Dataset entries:
● ● ●

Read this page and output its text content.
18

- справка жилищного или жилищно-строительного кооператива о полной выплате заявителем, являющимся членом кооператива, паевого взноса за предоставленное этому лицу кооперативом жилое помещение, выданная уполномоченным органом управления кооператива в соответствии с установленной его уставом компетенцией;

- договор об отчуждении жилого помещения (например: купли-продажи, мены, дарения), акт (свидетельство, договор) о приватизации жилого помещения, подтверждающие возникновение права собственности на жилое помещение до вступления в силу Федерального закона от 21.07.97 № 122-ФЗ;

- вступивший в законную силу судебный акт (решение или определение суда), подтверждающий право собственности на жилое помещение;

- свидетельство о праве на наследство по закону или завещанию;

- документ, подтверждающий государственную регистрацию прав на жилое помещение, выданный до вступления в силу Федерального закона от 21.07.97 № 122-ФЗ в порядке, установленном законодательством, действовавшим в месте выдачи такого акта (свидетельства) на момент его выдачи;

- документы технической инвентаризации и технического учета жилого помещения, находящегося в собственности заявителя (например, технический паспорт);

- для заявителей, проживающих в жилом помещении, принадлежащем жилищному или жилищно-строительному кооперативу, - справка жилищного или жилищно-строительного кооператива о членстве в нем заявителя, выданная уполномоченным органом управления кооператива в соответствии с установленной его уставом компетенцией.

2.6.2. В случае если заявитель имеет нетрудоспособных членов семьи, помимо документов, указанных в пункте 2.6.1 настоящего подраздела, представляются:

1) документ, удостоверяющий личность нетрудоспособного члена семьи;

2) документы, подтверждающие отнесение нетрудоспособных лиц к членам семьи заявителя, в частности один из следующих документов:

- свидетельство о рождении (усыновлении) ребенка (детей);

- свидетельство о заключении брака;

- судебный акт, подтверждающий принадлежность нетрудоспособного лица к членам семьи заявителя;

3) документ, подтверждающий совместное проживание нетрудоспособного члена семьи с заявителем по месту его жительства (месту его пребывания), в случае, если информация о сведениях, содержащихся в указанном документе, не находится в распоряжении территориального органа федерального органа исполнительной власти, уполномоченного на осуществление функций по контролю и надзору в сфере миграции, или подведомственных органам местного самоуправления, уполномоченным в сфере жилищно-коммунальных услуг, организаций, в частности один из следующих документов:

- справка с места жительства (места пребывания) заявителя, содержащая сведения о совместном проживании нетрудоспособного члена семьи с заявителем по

● ● ●

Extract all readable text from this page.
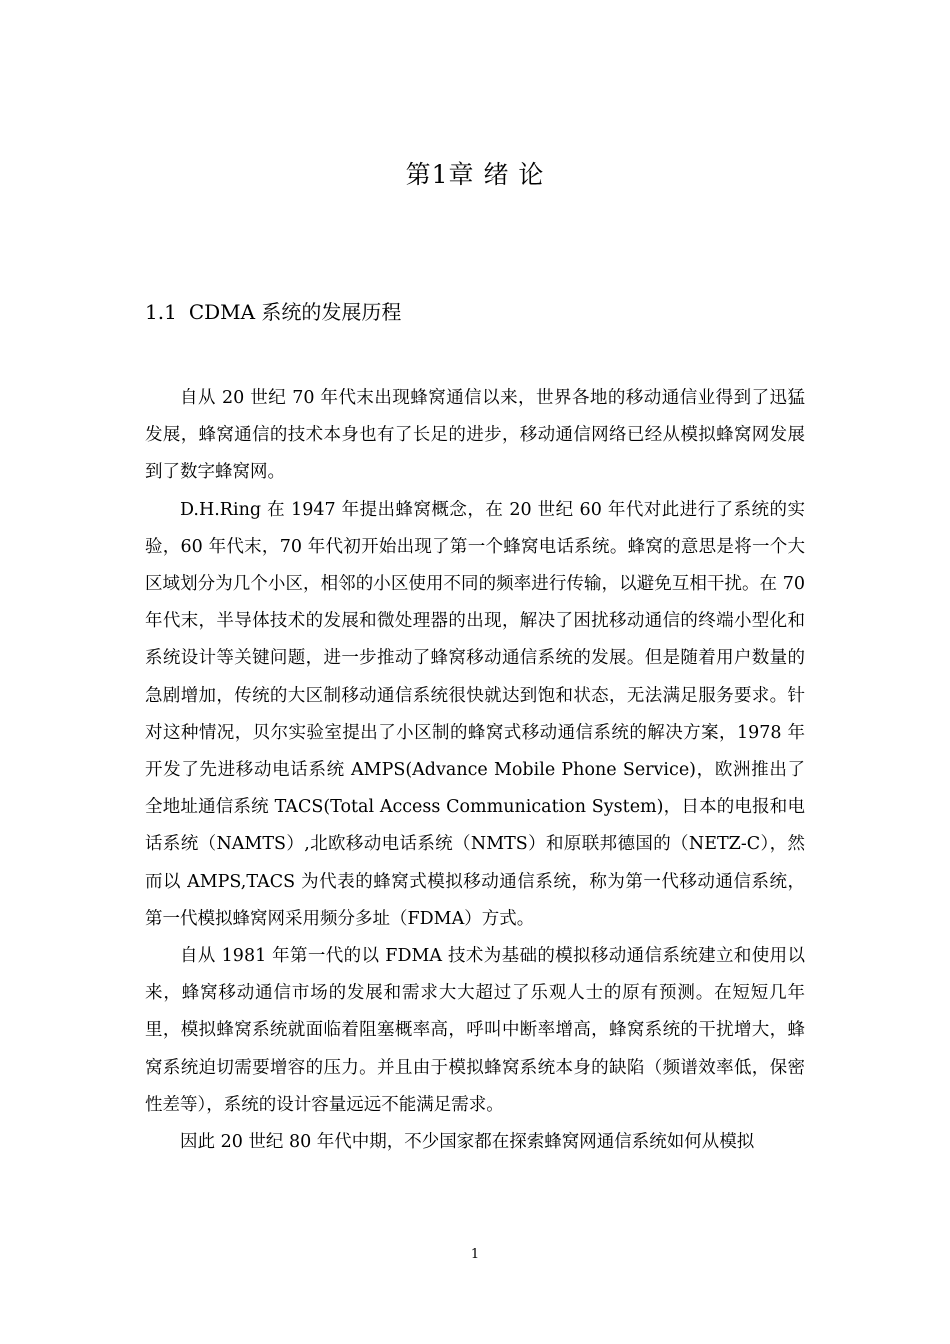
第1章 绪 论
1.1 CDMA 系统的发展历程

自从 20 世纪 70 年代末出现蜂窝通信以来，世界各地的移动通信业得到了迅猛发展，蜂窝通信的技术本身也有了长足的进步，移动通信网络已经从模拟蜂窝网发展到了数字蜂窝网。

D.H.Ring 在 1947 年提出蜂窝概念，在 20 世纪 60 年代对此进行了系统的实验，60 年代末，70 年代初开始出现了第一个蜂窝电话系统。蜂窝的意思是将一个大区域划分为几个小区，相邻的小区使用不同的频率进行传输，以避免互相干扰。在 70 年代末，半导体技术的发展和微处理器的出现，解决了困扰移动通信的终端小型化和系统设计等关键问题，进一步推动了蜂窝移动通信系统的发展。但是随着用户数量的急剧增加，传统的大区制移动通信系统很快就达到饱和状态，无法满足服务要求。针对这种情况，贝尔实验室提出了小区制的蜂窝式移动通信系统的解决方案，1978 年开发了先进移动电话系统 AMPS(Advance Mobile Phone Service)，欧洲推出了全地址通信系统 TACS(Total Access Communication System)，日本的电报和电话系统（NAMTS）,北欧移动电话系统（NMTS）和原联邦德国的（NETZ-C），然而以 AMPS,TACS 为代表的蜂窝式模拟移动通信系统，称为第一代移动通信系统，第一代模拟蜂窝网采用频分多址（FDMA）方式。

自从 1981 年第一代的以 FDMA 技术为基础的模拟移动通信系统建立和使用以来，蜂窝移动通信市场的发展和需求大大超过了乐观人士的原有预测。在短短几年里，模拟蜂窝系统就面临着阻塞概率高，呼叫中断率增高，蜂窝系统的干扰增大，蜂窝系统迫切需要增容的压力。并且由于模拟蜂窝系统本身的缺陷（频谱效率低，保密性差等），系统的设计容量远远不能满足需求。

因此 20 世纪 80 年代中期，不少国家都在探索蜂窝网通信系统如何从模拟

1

● ● ●

#### Written instruction
Determine the number of lines in the listing that contain the string "документы". Write that number and nothing else.

#### Correct answer
2